─── Dataset records

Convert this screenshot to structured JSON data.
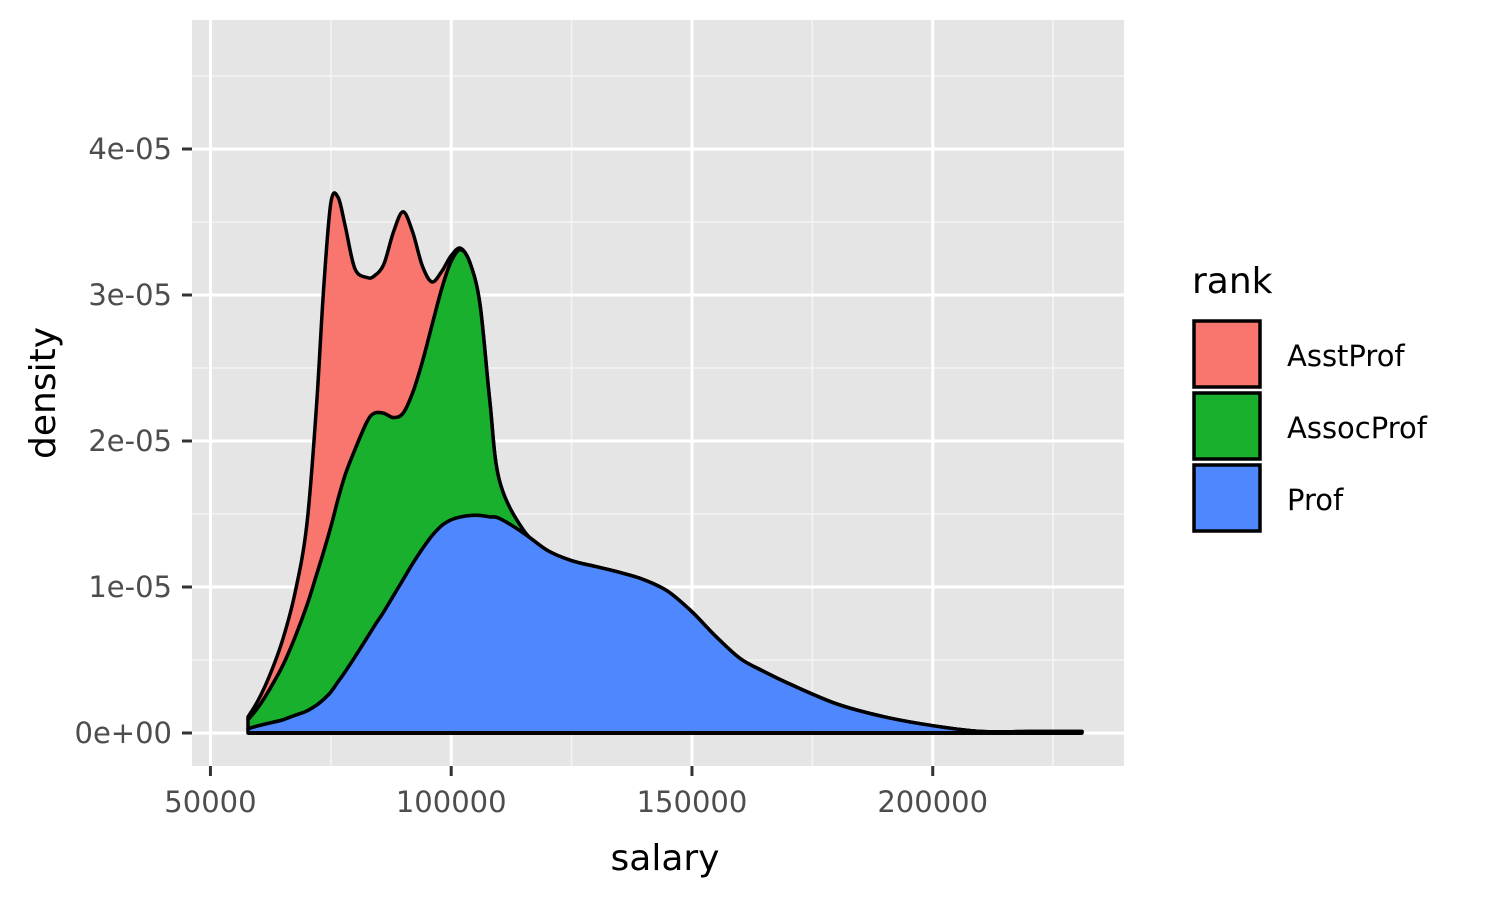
{
  "chart_data": {
    "type": "area",
    "subtype": "stacked-density",
    "xlabel": "salary",
    "ylabel": "density",
    "xlim": [
      50000,
      230000
    ],
    "ylim": [
      0,
      4.75e-05
    ],
    "x_ticks": [
      50000,
      100000,
      150000,
      200000
    ],
    "x_tick_labels": [
      "50000",
      "100000",
      "150000",
      "200000"
    ],
    "y_ticks": [
      0,
      1e-05,
      2e-05,
      3e-05,
      4e-05
    ],
    "y_tick_labels": [
      "0e+00",
      "1e-05",
      "2e-05",
      "3e-05",
      "4e-05"
    ],
    "grid": true,
    "legend": {
      "title": "rank",
      "position": "right"
    },
    "x": [
      57800,
      60000,
      62500,
      65000,
      67500,
      70000,
      72000,
      73500,
      75000,
      76500,
      78000,
      80000,
      82500,
      84000,
      86000,
      88000,
      90000,
      92000,
      94000,
      96000,
      98000,
      100000,
      102000,
      104000,
      106000,
      108000,
      110000,
      115000,
      120000,
      125000,
      130000,
      135000,
      140000,
      145000,
      150000,
      155000,
      160000,
      165000,
      170000,
      180000,
      190000,
      200000,
      210000,
      220000,
      231000
    ],
    "series": [
      {
        "name": "AsstProf",
        "color": "#F8766D",
        "values": [
          2e-07,
          5e-07,
          1e-06,
          1.8e-06,
          3e-06,
          5.5e-06,
          1.15e-05,
          1.8e-05,
          2.22e-05,
          2.07e-05,
          1.7e-05,
          1.24e-05,
          9.9e-06,
          9.4e-06,
          1.02e-05,
          1.27e-05,
          1.38e-05,
          1.1e-05,
          6.6e-06,
          3e-06,
          1.2e-06,
          4e-07,
          1e-07,
          0,
          0,
          0,
          0,
          0,
          0,
          0,
          0,
          0,
          0,
          0,
          0,
          0,
          0,
          0,
          0,
          0,
          0,
          0,
          0,
          0,
          0
        ]
      },
      {
        "name": "AssocProf",
        "color": "#19B02E",
        "values": [
          6e-07,
          1.3e-06,
          2.4e-06,
          3.7e-06,
          5.3e-06,
          7.2e-06,
          8.9e-06,
          1.01e-05,
          1.13e-05,
          1.25e-05,
          1.35e-05,
          1.42e-05,
          1.48e-05,
          1.46e-05,
          1.36e-05,
          1.22e-05,
          1.14e-05,
          1.17e-05,
          1.28e-05,
          1.44e-05,
          1.62e-05,
          1.77e-05,
          1.83e-05,
          1.72e-05,
          1.44e-05,
          8e-06,
          2.6e-06,
          2e-07,
          0,
          0,
          0,
          0,
          0,
          0,
          0,
          0,
          0,
          0,
          0,
          0,
          0,
          0,
          0,
          0,
          0
        ]
      },
      {
        "name": "Prof",
        "color": "#4F87FF",
        "values": [
          3e-07,
          5e-07,
          7e-07,
          9e-07,
          1.2e-06,
          1.5e-06,
          1.9e-06,
          2.3e-06,
          2.8e-06,
          3.5e-06,
          4.2e-06,
          5.2e-06,
          6.5e-06,
          7.3e-06,
          8.3e-06,
          9.4e-06,
          1.05e-05,
          1.16e-05,
          1.26e-05,
          1.35e-05,
          1.42e-05,
          1.46e-05,
          1.48e-05,
          1.49e-05,
          1.49e-05,
          1.48e-05,
          1.47e-05,
          1.37e-05,
          1.25e-05,
          1.18e-05,
          1.14e-05,
          1.1e-05,
          1.05e-05,
          9.7e-06,
          8.3e-06,
          6.6e-06,
          5.1e-06,
          4.2e-06,
          3.4e-06,
          2e-06,
          1.1e-06,
          5e-07,
          1e-07,
          1e-07,
          1e-07
        ]
      }
    ]
  }
}
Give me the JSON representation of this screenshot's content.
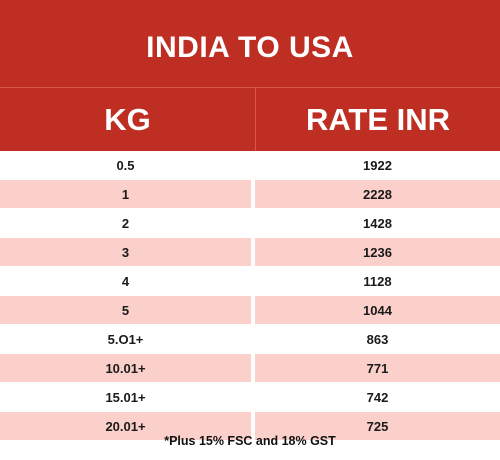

──────

● What is expected
Pictures are excluded; output everything else in the data verbatim.

● Right answer
Convert this screenshot to structured JSON data.
{
  "chart_data": {
    "type": "area",
    "subtype": "stacked-density",
    "xlabel": "salary",
    "ylabel": "density",
    "xlim": [
      50000,
      230000
    ],
    "ylim": [
      0,
      4.75e-05
    ],
    "x_ticks": [
      50000,
      100000,
      150000,
      200000
    ],
    "x_tick_labels": [
      "50000",
      "100000",
      "150000",
      "200000"
    ],
    "y_ticks": [
      0,
      1e-05,
      2e-05,
      3e-05,
      4e-05
    ],
    "y_tick_labels": [
      "0e+00",
      "1e-05",
      "2e-05",
      "3e-05",
      "4e-05"
    ],
    "grid": true,
    "legend": {
      "title": "rank",
      "position": "right"
    },
    "x": [
      57800,
      60000,
      62500,
      65000,
      67500,
      70000,
      72000,
      73500,
      75000,
      76500,
      78000,
      80000,
      82500,
      84000,
      86000,
      88000,
      90000,
      92000,
      94000,
      96000,
      98000,
      100000,
      102000,
      104000,
      106000,
      108000,
      110000,
      115000,
      120000,
      125000,
      130000,
      135000,
      140000,
      145000,
      150000,
      155000,
      160000,
      165000,
      170000,
      180000,
      190000,
      200000,
      210000,
      220000,
      231000
    ],
    "series": [
      {
        "name": "AsstProf",
        "color": "#F8766D",
        "values": [
          2e-07,
          5e-07,
          1e-06,
          1.8e-06,
          3e-06,
          5.5e-06,
          1.15e-05,
          1.8e-05,
          2.22e-05,
          2.07e-05,
          1.7e-05,
          1.24e-05,
          9.9e-06,
          9.4e-06,
          1.02e-05,
          1.27e-05,
          1.38e-05,
          1.1e-05,
          6.6e-06,
          3e-06,
          1.2e-06,
          4e-07,
          1e-07,
          0,
          0,
          0,
          0,
          0,
          0,
          0,
          0,
          0,
          0,
          0,
          0,
          0,
          0,
          0,
          0,
          0,
          0,
          0,
          0,
          0,
          0
        ]
      },
      {
        "name": "AssocProf",
        "color": "#19B02E",
        "values": [
          6e-07,
          1.3e-06,
          2.4e-06,
          3.7e-06,
          5.3e-06,
          7.2e-06,
          8.9e-06,
          1.01e-05,
          1.13e-05,
          1.25e-05,
          1.35e-05,
          1.42e-05,
          1.48e-05,
          1.46e-05,
          1.36e-05,
          1.22e-05,
          1.14e-05,
          1.17e-05,
          1.28e-05,
          1.44e-05,
          1.62e-05,
          1.77e-05,
          1.83e-05,
          1.72e-05,
          1.44e-05,
          8e-06,
          2.6e-06,
          2e-07,
          0,
          0,
          0,
          0,
          0,
          0,
          0,
          0,
          0,
          0,
          0,
          0,
          0,
          0,
          0,
          0,
          0
        ]
      },
      {
        "name": "Prof",
        "color": "#4F87FF",
        "values": [
          3e-07,
          5e-07,
          7e-07,
          9e-07,
          1.2e-06,
          1.5e-06,
          1.9e-06,
          2.3e-06,
          2.8e-06,
          3.5e-06,
          4.2e-06,
          5.2e-06,
          6.5e-06,
          7.3e-06,
          8.3e-06,
          9.4e-06,
          1.05e-05,
          1.16e-05,
          1.26e-05,
          1.35e-05,
          1.42e-05,
          1.46e-05,
          1.48e-05,
          1.49e-05,
          1.49e-05,
          1.48e-05,
          1.47e-05,
          1.37e-05,
          1.25e-05,
          1.18e-05,
          1.14e-05,
          1.1e-05,
          1.05e-05,
          9.7e-06,
          8.3e-06,
          6.6e-06,
          5.1e-06,
          4.2e-06,
          3.4e-06,
          2e-06,
          1.1e-06,
          5e-07,
          1e-07,
          1e-07,
          1e-07
        ]
      }
    ]
  }
}
Give me the JSON representation of this screenshot's content.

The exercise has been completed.